* start Raw data *

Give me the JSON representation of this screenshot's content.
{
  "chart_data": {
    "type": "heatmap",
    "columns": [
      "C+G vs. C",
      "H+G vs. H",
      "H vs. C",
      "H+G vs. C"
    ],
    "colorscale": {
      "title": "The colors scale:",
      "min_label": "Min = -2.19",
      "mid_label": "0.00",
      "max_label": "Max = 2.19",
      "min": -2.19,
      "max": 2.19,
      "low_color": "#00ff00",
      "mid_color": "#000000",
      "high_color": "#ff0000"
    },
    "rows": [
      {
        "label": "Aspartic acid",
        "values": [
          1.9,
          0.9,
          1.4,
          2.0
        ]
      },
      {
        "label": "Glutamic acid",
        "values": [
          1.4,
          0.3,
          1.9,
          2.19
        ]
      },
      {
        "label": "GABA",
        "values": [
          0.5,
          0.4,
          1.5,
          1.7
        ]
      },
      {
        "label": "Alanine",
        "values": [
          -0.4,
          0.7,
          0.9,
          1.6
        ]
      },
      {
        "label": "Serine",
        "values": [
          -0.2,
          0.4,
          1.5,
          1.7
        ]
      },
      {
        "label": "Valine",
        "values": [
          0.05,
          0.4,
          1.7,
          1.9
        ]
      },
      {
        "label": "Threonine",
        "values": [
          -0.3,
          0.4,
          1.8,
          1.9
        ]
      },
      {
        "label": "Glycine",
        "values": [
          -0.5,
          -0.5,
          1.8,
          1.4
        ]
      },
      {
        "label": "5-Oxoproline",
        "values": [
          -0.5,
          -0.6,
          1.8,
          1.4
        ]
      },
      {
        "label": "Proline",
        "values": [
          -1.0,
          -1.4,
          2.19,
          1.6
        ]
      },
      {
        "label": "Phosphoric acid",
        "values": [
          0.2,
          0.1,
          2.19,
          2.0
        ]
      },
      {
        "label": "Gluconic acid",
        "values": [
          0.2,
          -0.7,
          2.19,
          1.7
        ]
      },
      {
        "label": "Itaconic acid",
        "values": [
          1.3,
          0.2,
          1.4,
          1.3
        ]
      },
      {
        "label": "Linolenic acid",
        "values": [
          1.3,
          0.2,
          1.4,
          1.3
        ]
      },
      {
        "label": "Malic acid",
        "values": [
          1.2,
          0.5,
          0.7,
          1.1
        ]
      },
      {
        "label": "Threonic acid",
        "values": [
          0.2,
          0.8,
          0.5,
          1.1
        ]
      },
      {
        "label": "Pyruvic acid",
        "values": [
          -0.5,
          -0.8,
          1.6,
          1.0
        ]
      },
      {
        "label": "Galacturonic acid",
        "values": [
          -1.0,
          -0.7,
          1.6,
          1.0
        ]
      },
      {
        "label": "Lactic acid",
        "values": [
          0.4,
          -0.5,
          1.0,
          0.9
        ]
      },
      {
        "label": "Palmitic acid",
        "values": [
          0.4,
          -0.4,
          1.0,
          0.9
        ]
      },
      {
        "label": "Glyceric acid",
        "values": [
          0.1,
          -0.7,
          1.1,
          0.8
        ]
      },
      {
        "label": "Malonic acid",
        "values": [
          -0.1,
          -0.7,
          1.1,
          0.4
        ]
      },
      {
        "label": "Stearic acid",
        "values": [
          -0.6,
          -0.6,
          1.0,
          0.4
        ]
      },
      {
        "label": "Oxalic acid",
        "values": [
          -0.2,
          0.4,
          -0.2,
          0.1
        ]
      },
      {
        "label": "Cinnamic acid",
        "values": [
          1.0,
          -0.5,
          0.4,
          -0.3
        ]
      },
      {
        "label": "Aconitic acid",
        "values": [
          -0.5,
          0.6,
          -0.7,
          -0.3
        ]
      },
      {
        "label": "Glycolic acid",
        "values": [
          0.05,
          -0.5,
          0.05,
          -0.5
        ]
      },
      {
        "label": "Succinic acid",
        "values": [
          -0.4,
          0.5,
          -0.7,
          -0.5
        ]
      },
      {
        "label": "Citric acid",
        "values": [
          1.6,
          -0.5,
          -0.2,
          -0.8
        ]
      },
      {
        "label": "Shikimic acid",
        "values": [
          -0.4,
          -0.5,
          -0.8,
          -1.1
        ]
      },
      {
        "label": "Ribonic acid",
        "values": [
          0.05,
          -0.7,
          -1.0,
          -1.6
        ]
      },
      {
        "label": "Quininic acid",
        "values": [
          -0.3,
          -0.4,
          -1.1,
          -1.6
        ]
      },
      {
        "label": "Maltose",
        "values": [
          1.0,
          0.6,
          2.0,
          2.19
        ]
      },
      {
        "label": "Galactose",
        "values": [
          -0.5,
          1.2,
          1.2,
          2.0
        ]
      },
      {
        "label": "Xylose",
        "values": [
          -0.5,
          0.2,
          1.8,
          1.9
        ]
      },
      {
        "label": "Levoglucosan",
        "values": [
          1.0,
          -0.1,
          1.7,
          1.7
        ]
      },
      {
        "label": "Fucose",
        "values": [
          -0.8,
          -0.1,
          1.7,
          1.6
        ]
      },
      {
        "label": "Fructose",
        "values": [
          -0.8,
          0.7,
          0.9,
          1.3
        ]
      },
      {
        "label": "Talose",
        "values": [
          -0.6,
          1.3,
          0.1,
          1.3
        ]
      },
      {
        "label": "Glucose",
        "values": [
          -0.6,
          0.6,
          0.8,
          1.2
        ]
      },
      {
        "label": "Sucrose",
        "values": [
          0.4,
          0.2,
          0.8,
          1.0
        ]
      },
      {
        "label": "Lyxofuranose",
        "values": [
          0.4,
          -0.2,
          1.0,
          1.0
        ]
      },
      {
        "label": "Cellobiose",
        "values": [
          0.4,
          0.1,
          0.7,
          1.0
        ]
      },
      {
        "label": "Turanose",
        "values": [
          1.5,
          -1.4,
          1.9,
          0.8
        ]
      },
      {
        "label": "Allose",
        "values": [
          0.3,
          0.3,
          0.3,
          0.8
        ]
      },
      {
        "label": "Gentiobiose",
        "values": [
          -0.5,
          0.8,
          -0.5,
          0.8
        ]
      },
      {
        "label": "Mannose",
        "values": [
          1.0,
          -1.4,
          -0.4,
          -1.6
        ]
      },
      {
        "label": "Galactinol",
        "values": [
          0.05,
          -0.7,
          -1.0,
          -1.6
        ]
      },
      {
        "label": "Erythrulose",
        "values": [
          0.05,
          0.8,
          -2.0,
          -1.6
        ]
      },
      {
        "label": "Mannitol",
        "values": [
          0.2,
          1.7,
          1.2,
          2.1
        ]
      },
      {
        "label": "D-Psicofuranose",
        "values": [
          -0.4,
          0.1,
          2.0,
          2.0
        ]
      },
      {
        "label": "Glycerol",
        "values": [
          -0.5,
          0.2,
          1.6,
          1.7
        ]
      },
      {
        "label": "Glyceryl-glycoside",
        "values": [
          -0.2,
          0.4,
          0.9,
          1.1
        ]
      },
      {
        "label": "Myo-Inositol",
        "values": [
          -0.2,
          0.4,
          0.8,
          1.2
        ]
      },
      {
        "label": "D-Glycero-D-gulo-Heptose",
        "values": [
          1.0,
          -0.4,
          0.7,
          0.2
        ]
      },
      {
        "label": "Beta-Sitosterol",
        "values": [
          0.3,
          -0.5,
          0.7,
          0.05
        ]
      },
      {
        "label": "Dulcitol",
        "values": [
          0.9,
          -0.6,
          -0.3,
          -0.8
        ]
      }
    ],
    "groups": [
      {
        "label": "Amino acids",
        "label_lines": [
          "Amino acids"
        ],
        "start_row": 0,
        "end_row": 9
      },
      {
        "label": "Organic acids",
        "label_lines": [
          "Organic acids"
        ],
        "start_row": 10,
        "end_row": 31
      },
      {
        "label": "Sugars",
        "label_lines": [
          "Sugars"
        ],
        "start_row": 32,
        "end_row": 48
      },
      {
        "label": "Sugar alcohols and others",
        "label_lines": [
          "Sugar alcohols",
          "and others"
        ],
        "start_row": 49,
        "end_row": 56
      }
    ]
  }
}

* end Raw data *

Given exercise >>
Scan the material above. Return every line containing the string "acids".

Result for this exercise >>
        "label": "Amino acids",
          "Amino acids"
        "label": "Organic acids",
          "Organic acids"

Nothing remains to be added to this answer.